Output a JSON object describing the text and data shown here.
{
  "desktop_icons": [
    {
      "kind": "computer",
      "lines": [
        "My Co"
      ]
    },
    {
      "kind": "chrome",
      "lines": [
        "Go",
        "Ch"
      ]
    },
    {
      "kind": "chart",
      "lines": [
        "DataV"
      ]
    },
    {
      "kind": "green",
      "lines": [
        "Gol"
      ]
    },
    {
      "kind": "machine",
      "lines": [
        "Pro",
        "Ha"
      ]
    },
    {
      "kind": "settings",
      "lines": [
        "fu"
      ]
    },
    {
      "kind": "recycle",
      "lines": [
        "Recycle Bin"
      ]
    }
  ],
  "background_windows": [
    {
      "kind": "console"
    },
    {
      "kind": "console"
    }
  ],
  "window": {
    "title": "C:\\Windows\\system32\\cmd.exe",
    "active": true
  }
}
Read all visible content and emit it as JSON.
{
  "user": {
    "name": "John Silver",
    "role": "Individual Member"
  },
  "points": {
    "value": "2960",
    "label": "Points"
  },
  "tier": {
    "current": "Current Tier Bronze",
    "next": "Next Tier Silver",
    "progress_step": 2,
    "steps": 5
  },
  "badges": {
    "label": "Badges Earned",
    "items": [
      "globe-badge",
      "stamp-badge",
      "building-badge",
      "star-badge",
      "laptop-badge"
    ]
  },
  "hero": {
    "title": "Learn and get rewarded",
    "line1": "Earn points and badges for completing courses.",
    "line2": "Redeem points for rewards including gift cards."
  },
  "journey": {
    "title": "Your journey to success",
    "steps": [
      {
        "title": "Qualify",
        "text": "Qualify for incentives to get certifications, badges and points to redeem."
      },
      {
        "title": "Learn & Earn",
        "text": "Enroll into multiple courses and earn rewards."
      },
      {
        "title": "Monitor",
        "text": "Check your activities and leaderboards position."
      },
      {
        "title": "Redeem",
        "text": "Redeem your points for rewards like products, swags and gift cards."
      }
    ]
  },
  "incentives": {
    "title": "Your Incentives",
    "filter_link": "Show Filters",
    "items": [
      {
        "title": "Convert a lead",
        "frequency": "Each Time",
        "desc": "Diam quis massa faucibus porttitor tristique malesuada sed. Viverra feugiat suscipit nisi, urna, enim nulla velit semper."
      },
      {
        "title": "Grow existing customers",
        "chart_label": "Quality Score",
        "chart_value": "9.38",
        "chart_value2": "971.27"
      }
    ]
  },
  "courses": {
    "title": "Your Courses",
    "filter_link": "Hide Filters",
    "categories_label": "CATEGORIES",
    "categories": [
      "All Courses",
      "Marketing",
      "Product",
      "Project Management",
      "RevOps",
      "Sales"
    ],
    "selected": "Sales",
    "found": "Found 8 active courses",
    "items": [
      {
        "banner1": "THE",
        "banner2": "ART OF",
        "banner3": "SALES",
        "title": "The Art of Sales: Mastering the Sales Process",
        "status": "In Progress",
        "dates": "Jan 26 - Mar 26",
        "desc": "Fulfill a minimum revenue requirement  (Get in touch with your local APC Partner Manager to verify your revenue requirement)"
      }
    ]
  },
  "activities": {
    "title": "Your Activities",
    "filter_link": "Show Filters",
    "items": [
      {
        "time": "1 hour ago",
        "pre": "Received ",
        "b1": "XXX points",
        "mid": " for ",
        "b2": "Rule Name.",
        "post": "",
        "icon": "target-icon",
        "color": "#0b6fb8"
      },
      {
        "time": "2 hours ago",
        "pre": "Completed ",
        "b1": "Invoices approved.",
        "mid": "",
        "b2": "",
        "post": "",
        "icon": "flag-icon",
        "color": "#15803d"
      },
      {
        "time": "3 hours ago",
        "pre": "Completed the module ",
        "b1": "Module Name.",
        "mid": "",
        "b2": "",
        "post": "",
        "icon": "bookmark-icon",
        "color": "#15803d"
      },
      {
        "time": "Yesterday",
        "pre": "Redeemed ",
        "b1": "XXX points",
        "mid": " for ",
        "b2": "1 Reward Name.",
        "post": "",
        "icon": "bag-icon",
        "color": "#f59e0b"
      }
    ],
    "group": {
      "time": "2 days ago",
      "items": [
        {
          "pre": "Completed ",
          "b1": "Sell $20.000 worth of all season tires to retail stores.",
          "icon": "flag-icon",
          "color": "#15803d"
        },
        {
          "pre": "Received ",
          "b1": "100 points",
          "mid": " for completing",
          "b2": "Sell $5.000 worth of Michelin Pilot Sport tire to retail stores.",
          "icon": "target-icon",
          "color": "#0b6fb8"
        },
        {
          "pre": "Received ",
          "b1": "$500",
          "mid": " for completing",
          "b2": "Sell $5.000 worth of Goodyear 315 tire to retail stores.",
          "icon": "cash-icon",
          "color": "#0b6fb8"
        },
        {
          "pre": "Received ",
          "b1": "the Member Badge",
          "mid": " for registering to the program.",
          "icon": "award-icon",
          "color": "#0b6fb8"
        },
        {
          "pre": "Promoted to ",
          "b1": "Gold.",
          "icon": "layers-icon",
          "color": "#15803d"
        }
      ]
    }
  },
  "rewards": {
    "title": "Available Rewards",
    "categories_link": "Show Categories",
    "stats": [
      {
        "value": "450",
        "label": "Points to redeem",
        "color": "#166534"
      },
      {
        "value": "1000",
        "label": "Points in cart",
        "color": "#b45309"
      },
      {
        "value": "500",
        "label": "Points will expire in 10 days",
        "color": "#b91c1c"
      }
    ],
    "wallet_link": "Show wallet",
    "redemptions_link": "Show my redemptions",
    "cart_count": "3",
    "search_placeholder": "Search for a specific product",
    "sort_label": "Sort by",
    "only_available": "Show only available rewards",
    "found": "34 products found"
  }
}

**EXERCISE GOAL**
The entries above must be returned exactly.

**THE COMPLETED TASK**
Output a JSON object describing the text and data shown here.
{
  "desktop_icons": [
    {
      "kind": "computer",
      "lines": [
        "My Co"
      ]
    },
    {
      "kind": "chrome",
      "lines": [
        "Go",
        "Ch"
      ]
    },
    {
      "kind": "chart",
      "lines": [
        "DataV"
      ]
    },
    {
      "kind": "green",
      "lines": [
        "Gol"
      ]
    },
    {
      "kind": "machine",
      "lines": [
        "Pro",
        "Ha"
      ]
    },
    {
      "kind": "settings",
      "lines": [
        "fu"
      ]
    },
    {
      "kind": "recycle",
      "lines": [
        "Recycle Bin"
      ]
    }
  ],
  "background_windows": [
    {
      "kind": "console"
    },
    {
      "kind": "console"
    }
  ],
  "window": {
    "title": "C:\\Windows\\system32\\cmd.exe",
    "active": true
  }
}
Read all visible content and emit it as JSON.
{
  "user": {
    "name": "John Silver",
    "role": "Individual Member"
  },
  "points": {
    "value": "2960",
    "label": "Points"
  },
  "tier": {
    "current": "Current Tier Bronze",
    "next": "Next Tier Silver",
    "progress_step": 2,
    "steps": 5
  },
  "badges": {
    "label": "Badges Earned",
    "items": [
      "globe-badge",
      "stamp-badge",
      "building-badge",
      "star-badge",
      "laptop-badge"
    ]
  },
  "hero": {
    "title": "Learn and get rewarded",
    "line1": "Earn points and badges for completing courses.",
    "line2": "Redeem points for rewards including gift cards."
  },
  "journey": {
    "title": "Your journey to success",
    "steps": [
      {
        "title": "Qualify",
        "text": "Qualify for incentives to get certifications, badges and points to redeem."
      },
      {
        "title": "Learn & Earn",
        "text": "Enroll into multiple courses and earn rewards."
      },
      {
        "title": "Monitor",
        "text": "Check your activities and leaderboards position."
      },
      {
        "title": "Redeem",
        "text": "Redeem your points for rewards like products, swags and gift cards."
      }
    ]
  },
  "incentives": {
    "title": "Your Incentives",
    "filter_link": "Show Filters",
    "items": [
      {
        "title": "Convert a lead",
        "frequency": "Each Time",
        "desc": "Diam quis massa faucibus porttitor tristique malesuada sed. Viverra feugiat suscipit nisi, urna, enim nulla velit semper."
      },
      {
        "title": "Grow existing customers",
        "chart_label": "Quality Score",
        "chart_value": "9.38",
        "chart_value2": "971.27"
      }
    ]
  },
  "courses": {
    "title": "Your Courses",
    "filter_link": "Hide Filters",
    "categories_label": "CATEGORIES",
    "categories": [
      "All Courses",
      "Marketing",
      "Product",
      "Project Management",
      "RevOps",
      "Sales"
    ],
    "selected": "Sales",
    "found": "Found 8 active courses",
    "items": [
      {
        "banner1": "THE",
        "banner2": "ART OF",
        "banner3": "SALES",
        "title": "The Art of Sales: Mastering the Sales Process",
        "status": "In Progress",
        "dates": "Jan 26 - Mar 26",
        "desc": "Fulfill a minimum revenue requirement  (Get in touch with your local APC Partner Manager to verify your revenue requirement)"
      }
    ]
  },
  "activities": {
    "title": "Your Activities",
    "filter_link": "Show Filters",
    "items": [
      {
        "time": "1 hour ago",
        "pre": "Received ",
        "b1": "XXX points",
        "mid": " for ",
        "b2": "Rule Name.",
        "post": "",
        "icon": "target-icon",
        "color": "#0b6fb8"
      },
      {
        "time": "2 hours ago",
        "pre": "Completed ",
        "b1": "Invoices approved.",
        "mid": "",
        "b2": "",
        "post": "",
        "icon": "flag-icon",
        "color": "#15803d"
      },
      {
        "time": "3 hours ago",
        "pre": "Completed the module ",
        "b1": "Module Name.",
        "mid": "",
        "b2": "",
        "post": "",
        "icon": "bookmark-icon",
        "color": "#15803d"
      },
      {
        "time": "Yesterday",
        "pre": "Redeemed ",
        "b1": "XXX points",
        "mid": " for ",
        "b2": "1 Reward Name.",
        "post": "",
        "icon": "bag-icon",
        "color": "#f59e0b"
      }
    ],
    "group": {
      "time": "2 days ago",
      "items": [
        {
          "pre": "Completed ",
          "b1": "Sell $20.000 worth of all season tires to retail stores.",
          "icon": "flag-icon",
          "color": "#15803d"
        },
        {
          "pre": "Received ",
          "b1": "100 points",
          "mid": " for completing",
          "b2": "Sell $5.000 worth of Michelin Pilot Sport tire to retail stores.",
          "icon": "target-icon",
          "color": "#0b6fb8"
        },
        {
          "pre": "Received ",
          "b1": "$500",
          "mid": " for completing",
          "b2": "Sell $5.000 worth of Goodyear 315 tire to retail stores.",
          "icon": "cash-icon",
          "color": "#0b6fb8"
        },
        {
          "pre": "Received ",
          "b1": "the Member Badge",
          "mid": " for registering to the program.",
          "icon": "award-icon",
          "color": "#0b6fb8"
        },
        {
          "pre": "Promoted to ",
          "b1": "Gold.",
          "icon": "layers-icon",
          "color": "#15803d"
        }
      ]
    }
  },
  "rewards": {
    "title": "Available Rewards",
    "categories_link": "Show Categories",
    "stats": [
      {
        "value": "450",
        "label": "Points to redeem",
        "color": "#166534"
      },
      {
        "value": "1000",
        "label": "Points in cart",
        "color": "#b45309"
      },
      {
        "value": "500",
        "label": "Points will expire in 10 days",
        "color": "#b91c1c"
      }
    ],
    "wallet_link": "Show wallet",
    "redemptions_link": "Show my redemptions",
    "cart_count": "3",
    "search_placeholder": "Search for a specific product",
    "sort_label": "Sort by",
    "only_available": "Show only available rewards",
    "found": "34 products found"
  }
}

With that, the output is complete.